To do » Return all the data below as it stands, minus the pictures.

Data provided »
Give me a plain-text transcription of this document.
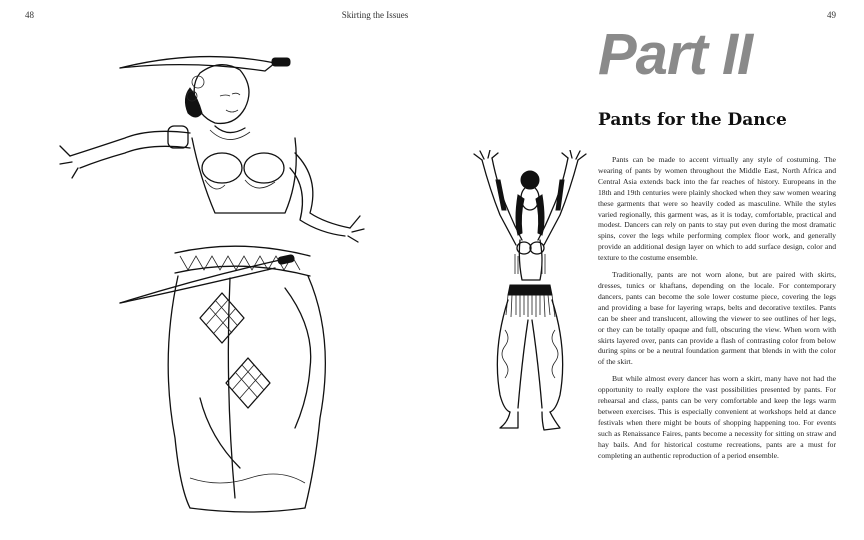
48	Skirting the Issues	49
Part II
Pants for the Dance

Pants can be made to accent virtually any style of costuming. The wearing of pants by women throughout the Middle East, North Africa and Central Asia extends back into the far reaches of history. Europeans in the 18th and 19th centuries were plainly shocked when they saw women wearing these garments that were so heavily coded as masculine. While the styles varied regionally, this garment was, as it is today, comfortable, practical and modest. Dancers can rely on pants to stay put even during the most dramatic spins, cover the legs while performing complex floor work, and generally provide an additional design layer on which to add surface design, color and texture to the costume ensemble.

Traditionally, pants are not worn alone, but are paired with skirts, dresses, tunics or khaftans, depending on the locale. For contemporary dancers, pants can become the sole lower costume piece, covering the legs and providing a base for layering wraps, belts and decorative textiles. Pants can be sheer and translucent, allowing the viewer to see outlines of her legs, or they can be totally opaque and full, obscuring the view. When worn with skirts layered over, pants can provide a flash of contrasting color from below during spins or be a neutral foundation garment that blends in with the color of the skirt.

But while almost every dancer has worn a skirt, many have not had the opportunity to really explore the vast possibilities presented by pants. For rehearsal and class, pants can be very comfortable and keep the legs warm between exercises. This is especially convenient at workshops held at dance festivals when there might be bouts of shopping happening too. For events such as Renaissance Faires, pants become a necessity for sitting on straw and hay bails. And for historical costume recreations, pants are a must for completing an authentic reproduction of a period ensemble.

Reply »
Give me a plain-text transcription of this document.
48	Skirting the Issues	49
Part II
Pants for the Dance

Pants can be made to accent virtually any style of costuming. The wearing of pants by women throughout the Middle East, North Africa and Central Asia extends back into the far reaches of history. Europeans in the 18th and 19th centuries were plainly shocked when they saw women wearing these garments that were so heavily coded as masculine. While the styles varied regionally, this garment was, as it is today, comfortable, practical and modest. Dancers can rely on pants to stay put even during the most dramatic spins, cover the legs while performing complex floor work, and generally provide an additional design layer on which to add surface design, color and texture to the costume ensemble.

Traditionally, pants are not worn alone, but are paired with skirts, dresses, tunics or khaftans, depending on the locale. For contemporary dancers, pants can become the sole lower costume piece, covering the legs and providing a base for layering wraps, belts and decorative textiles. Pants can be sheer and translucent, allowing the viewer to see outlines of her legs, or they can be totally opaque and full, obscuring the view. When worn with skirts layered over, pants can provide a flash of contrasting color from below during spins or be a neutral foundation garment that blends in with the color of the skirt.

But while almost every dancer has worn a skirt, many have not had the opportunity to really explore the vast possibilities presented by pants. For rehearsal and class, pants can be very comfortable and keep the legs warm between exercises. This is especially convenient at workshops held at dance festivals when there might be bouts of shopping happening too. For events such as Renaissance Faires, pants become a necessity for sitting on straw and hay bails. And for historical costume recreations, pants are a must for completing an authentic reproduction of a period ensemble.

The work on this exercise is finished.